### [YOUR GOAL]
Only lines with the word "дворец" are needed; collect each of them from the listing below.

----------

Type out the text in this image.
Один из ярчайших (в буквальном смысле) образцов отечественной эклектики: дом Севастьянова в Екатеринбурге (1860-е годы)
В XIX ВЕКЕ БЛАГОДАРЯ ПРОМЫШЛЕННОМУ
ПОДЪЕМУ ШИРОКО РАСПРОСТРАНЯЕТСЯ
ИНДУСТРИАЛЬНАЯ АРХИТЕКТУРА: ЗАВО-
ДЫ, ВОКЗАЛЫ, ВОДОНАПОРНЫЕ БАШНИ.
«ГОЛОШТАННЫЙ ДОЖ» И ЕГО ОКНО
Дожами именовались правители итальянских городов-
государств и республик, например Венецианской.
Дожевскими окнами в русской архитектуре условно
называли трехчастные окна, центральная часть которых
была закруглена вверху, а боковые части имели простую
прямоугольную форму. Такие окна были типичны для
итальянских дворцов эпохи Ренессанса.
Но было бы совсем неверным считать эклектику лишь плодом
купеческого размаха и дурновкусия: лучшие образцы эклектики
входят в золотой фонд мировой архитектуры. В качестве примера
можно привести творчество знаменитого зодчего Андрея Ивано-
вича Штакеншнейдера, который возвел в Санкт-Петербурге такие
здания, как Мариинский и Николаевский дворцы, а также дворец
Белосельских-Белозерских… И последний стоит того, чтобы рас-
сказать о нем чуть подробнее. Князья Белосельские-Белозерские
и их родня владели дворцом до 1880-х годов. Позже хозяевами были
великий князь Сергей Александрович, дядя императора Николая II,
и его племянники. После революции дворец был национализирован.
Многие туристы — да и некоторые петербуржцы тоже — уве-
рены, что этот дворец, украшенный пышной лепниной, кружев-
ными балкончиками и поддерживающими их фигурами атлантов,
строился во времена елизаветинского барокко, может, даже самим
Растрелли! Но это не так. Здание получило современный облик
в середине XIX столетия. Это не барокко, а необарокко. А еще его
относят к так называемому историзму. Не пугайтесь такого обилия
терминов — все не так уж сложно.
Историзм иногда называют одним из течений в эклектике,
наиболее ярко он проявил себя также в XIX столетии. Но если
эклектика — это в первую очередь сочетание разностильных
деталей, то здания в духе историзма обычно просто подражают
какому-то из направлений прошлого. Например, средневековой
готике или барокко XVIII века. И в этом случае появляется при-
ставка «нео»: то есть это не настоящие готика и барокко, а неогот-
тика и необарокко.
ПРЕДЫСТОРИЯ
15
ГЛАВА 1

----------

### [RESULT]
здания, как Мариинский и Николаевский дворцы, а также дворец
и его племянники. После революции дворец был национализирован.
рены, что этот дворец, украшенный пышной лепниной, кружев-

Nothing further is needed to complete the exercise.